Platforms’ inevitable reliance on TOS-enforcement tools to comply with a flexible but legally mandatory SDOC would generate a new set of legal wrinkles, beyond those of the prescriptive SDOC. (Unless lawmakers required tools to enforce national laws without taking down lawful expression – as the EU attempted to do in Article 17 of the Copyright Directive. The stakeholder dialogs about that mandate so far suggest that, even in relatively straightforward areas like copyright, such tools do not exist.)

1.     Platform Immunities

A flexible SDOC standard would create a whole new point of dispute in intermediary liability cases: whether platforms’ actions suffice to meet SDOC requirements. This would matter (1) because platforms risk penalties for violating the SDOC requirements themselves, and (2) because a platform that did not meet SDOC requirements would lose Article 14 immunity in the case, and likely in follow-on cases brought by other plaintiffs.

Having the platform’s systemic duty of care obligations determined in the context of harms to an individual plaintiff might also push interpretations of the SDOC in a different direction than a regulator would have crafted under more prescriptive rules, following public process with input from the public, NGOs, and technical experts. (This is one reason why the UK Online Harms proposal attempts to separate these roles: the regulator determines duty of care obligations, but only courts review individual cases.)

If the court determined that a platform’s proactive measures went beyond what the flexible SDOC required, this would also pose a litigation question: whether those surplus measures can be used by plaintiffs in litigation to defeat Article 14 immunity or support new monitoring injunctions. This is roughly the same issue that exists today for voluntary, “Good Samaritan” content moderation efforts, or would exist for efforts that exceed the requirements of a prescriptive SDOC. The answer might depend on whether the platform exceeded the law’s requirements by accident (using a cheap filter that errs on the side of removing lawful content) or design (using a filter designed to enforce TOS rules). 

2. Content Moderation

In principle, a flexible approach would give platforms both legal incentive and leeway to innovate new content moderation methods and tools. In practice, the consequences are hard to predict. Platforms would have to navigate between moderating too little (thus failing to meet the SDOC requirement and losing Article 14 immunities) and moderating too much (thus meeting the SDOC, risking the loss of Article 14 immunities for exercising too much control, and potentially facing legal consequences for removing too much lawful expression). This uncertainty, combined with divergent SDOC standards or litigation outcomes and divergent underlying speech laws in different EU Member States, might make the flexible SDOC considerably more unpredictable than today’s already fragmented EU intermediary liability landscape.

3.     Fundamental Rights

On the up-side, flexible standards would give platforms more leeway to figure out meaningful technical improvements, and perhaps arrive at more nuanced automated assessment of content over time. And allowing platforms to enforce diverse TOS-based rules – instead of converging on a single standard driven by prescriptive legal requirements – could, in principle, contribute to a more pluralistic online speech environment. (In reality, diversity of platform speech rules might be driven more by lawmakers’ choice between two conflicting goals: on the one hand promoting true diversity and competition in the market for platform services, or on the other accepting incumbents’ dominance as the cost of more effective content regulation.)

**WHAT THIS EXERCISE ASKS:**
A - Reproduce the passage of the text on platforms' duty of care that begins with the words "3.     Fundamental Rights" and ends with "effective content regulation.)".
B - Carry the text on platforms' duty of care forward from its last sentence.

**GIVEN ENTRIES:**
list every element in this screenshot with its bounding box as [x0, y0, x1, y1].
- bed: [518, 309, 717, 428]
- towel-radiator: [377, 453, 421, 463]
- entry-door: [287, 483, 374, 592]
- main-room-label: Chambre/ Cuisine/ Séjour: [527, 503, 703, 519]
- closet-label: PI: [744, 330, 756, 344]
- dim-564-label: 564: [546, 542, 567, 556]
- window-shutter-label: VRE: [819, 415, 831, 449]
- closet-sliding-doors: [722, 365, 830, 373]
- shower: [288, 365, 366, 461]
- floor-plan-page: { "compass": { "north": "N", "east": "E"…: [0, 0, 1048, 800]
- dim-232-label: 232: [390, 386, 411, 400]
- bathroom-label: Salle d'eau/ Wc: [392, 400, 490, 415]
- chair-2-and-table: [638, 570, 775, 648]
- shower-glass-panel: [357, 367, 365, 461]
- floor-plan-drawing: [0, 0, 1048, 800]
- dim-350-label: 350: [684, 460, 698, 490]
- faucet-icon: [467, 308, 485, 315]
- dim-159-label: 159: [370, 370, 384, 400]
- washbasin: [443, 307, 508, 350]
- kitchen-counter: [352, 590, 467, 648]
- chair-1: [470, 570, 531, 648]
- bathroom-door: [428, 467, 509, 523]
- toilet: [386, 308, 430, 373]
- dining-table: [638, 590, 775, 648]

**RESPONSES PER TASK:**
A -
3.     Fundamental Rights

On the up-side, flexible standards would give platforms more leeway to figure out meaningful technical improvements, and perhaps arrive at more nuanced automated assessment of content over time. And allowing platforms to enforce diverse TOS-based rules – instead of converging on a single standard driven by prescriptive legal requirements – could, in principle, contribute to a more pluralistic online speech environment. (In reality, diversity of platform speech rules might be driven more by lawmakers’ choice between two conflicting goals: on the one hand promoting true diversity and competition in the market for platform services, or on the other accepting incumbents’ dominance as the cost of more effective content regulation.)

B -
The down-sides of open-ended SDOC standards could be considerable, though. Proactive measures devised by platforms themselves would, even when coupled with transparency obligations, be far less subject to meaningful public review, accountability, or legal pressure to protect fundamental rights than standards created through direct state action in the prescriptive model. If SDOC laws required proactive measures to enforce legal rules, but platforms could meet the requirement by deploying the clumsier tools designed to enforce broader TOS-based speech prohibitions, the SDOC would incentivize even more widespread removal and deployment of TOS-enforcement technologies. Free expression advocates may argue that this is a real problem – that by interpreting the SDOC this way, or by rewarding platforms with immunity for deploying TOS-enforcement tools, governments violate their own positive obligations to protect fundamental rights. This question, as well as questions about whether tools to enforce the more nuanced rules of national law are even possible to develop, should be squarely addressed before SDOC obligations are seriously considered.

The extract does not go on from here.